• _WORK TO BE COMPLETED_: Report every line in the listing that contains the string "title".

Entries with figure data:
++++

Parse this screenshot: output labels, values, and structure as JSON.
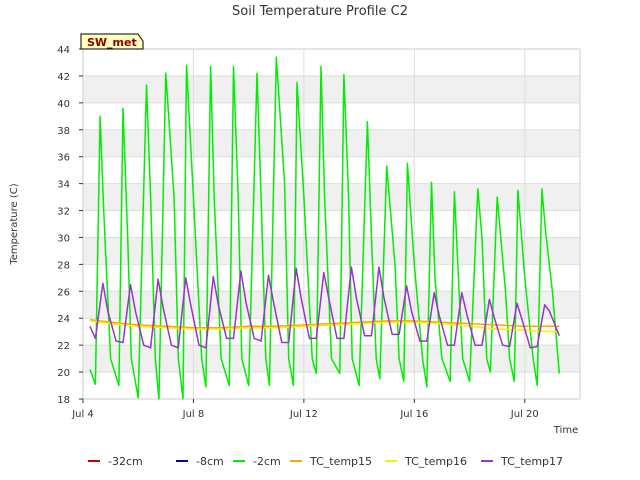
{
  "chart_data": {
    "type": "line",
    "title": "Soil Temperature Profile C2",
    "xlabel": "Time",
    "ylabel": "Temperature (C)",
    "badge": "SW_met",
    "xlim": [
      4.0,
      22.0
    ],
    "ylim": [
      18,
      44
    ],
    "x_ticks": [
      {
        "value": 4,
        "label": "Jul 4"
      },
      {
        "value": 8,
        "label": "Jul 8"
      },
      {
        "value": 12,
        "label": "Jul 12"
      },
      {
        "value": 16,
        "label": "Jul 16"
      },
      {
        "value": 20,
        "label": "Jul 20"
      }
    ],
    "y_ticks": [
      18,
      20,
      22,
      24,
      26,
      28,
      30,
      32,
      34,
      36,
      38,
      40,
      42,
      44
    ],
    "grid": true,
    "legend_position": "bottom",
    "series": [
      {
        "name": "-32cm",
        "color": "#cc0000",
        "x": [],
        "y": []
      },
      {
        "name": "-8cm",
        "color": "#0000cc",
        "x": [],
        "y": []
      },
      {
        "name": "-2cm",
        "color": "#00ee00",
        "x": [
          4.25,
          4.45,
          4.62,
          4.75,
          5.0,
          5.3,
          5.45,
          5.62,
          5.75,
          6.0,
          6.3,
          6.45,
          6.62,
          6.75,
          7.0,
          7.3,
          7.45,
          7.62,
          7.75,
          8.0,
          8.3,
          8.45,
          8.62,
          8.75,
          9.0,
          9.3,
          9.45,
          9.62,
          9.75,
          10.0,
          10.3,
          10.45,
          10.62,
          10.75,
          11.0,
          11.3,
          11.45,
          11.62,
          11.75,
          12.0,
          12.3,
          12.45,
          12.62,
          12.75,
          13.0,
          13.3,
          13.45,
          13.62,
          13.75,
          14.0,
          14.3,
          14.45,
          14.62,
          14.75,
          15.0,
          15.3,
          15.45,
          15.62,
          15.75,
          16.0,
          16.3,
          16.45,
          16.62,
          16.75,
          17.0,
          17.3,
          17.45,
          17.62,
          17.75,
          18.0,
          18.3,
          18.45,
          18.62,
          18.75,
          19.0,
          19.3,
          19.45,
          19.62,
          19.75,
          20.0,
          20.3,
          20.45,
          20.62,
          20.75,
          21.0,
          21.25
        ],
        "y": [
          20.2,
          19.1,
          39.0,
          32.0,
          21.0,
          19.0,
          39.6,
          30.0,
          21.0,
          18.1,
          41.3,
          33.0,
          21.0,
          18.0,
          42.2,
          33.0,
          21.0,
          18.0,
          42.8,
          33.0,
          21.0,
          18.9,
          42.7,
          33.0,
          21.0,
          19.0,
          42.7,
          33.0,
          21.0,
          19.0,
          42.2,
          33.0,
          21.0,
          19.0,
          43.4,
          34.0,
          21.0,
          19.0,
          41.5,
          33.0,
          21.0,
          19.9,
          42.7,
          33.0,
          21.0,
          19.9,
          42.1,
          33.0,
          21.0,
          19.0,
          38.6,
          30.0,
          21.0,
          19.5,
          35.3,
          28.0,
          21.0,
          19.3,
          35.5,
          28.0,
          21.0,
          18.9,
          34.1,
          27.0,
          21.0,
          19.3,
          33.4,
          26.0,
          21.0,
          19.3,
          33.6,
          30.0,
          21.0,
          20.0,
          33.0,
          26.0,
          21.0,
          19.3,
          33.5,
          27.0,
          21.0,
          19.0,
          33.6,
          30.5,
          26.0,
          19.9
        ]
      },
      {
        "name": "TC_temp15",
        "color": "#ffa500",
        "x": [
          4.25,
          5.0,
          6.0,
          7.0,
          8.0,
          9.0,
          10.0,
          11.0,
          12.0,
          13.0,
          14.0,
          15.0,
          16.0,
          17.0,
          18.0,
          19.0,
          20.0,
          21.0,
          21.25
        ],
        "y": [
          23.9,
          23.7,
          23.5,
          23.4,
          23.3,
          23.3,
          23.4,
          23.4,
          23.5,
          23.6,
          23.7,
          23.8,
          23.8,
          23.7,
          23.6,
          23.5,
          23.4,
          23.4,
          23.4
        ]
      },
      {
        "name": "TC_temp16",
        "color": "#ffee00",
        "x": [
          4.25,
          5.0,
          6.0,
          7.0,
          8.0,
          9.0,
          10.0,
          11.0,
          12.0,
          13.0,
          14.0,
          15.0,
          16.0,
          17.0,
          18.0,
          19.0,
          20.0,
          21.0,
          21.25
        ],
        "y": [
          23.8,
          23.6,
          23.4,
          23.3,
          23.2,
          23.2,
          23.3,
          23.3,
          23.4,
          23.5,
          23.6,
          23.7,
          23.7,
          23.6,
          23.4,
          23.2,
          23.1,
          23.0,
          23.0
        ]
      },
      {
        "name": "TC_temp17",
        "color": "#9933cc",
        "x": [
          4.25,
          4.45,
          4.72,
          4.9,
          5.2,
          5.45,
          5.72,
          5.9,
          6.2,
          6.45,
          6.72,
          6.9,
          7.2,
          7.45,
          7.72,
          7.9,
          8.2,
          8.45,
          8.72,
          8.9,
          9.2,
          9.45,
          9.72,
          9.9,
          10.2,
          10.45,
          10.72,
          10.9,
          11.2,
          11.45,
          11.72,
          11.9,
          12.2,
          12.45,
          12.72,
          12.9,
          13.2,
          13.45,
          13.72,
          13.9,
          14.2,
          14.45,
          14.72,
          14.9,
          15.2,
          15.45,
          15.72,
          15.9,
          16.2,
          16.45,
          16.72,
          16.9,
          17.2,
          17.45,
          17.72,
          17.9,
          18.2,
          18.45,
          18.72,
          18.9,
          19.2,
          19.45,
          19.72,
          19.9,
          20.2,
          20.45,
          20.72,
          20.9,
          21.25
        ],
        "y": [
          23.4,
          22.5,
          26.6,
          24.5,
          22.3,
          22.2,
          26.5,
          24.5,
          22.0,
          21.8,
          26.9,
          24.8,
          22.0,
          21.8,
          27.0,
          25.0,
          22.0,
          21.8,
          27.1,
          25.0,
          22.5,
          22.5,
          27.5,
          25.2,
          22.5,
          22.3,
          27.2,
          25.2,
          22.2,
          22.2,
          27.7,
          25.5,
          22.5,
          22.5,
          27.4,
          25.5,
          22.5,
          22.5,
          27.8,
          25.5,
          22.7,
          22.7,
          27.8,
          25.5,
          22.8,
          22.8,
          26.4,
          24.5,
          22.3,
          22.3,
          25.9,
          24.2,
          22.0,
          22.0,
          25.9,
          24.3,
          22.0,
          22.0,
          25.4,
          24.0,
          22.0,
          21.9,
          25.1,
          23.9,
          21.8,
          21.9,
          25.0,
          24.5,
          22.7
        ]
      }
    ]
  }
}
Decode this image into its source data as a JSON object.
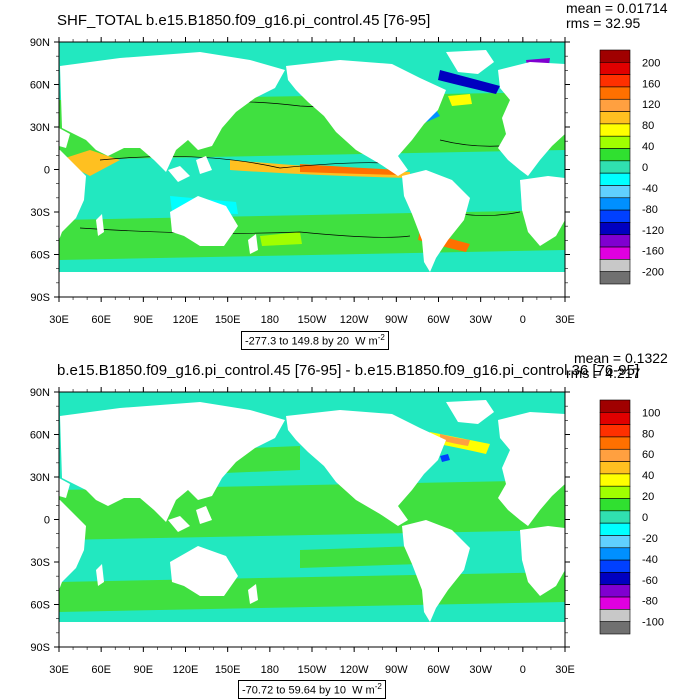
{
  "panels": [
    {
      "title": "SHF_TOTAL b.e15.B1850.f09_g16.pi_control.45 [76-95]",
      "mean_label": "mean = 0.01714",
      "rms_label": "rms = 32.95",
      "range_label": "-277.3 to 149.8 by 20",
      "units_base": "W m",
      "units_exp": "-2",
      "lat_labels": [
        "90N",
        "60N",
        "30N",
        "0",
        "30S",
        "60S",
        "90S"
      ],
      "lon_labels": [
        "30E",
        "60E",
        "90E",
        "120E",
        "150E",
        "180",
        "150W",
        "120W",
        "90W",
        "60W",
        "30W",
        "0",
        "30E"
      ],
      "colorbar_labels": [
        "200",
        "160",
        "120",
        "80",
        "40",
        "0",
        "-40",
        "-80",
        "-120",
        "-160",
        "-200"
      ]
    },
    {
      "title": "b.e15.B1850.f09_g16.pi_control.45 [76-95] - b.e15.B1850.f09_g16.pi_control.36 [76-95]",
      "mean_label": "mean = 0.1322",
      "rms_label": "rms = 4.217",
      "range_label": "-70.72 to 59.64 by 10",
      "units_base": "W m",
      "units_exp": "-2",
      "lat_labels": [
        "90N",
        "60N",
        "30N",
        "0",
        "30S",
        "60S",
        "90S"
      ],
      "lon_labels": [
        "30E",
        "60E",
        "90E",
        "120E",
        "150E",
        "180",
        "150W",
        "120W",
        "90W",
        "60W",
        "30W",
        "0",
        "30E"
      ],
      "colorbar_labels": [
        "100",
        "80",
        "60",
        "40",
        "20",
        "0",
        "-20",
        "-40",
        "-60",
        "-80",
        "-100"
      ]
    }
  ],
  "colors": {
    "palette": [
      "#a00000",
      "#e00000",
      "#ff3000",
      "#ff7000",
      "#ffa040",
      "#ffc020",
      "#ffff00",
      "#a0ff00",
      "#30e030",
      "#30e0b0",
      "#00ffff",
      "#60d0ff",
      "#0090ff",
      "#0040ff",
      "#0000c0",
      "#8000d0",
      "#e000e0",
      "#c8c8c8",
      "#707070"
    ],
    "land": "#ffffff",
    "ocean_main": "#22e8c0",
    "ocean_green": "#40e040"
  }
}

++++

• _REPLY_:
    "title": "Soil Temperature Profile C2",
      "title": "SHF_TOTAL b.e15.B1850.f09_g16.pi_control.45 [76-95]",
      "title": "b.e15.B1850.f09_g16.pi_control.45 [76-95] - b.e15.B1850.f09_g16.pi_control.36 [76-95]",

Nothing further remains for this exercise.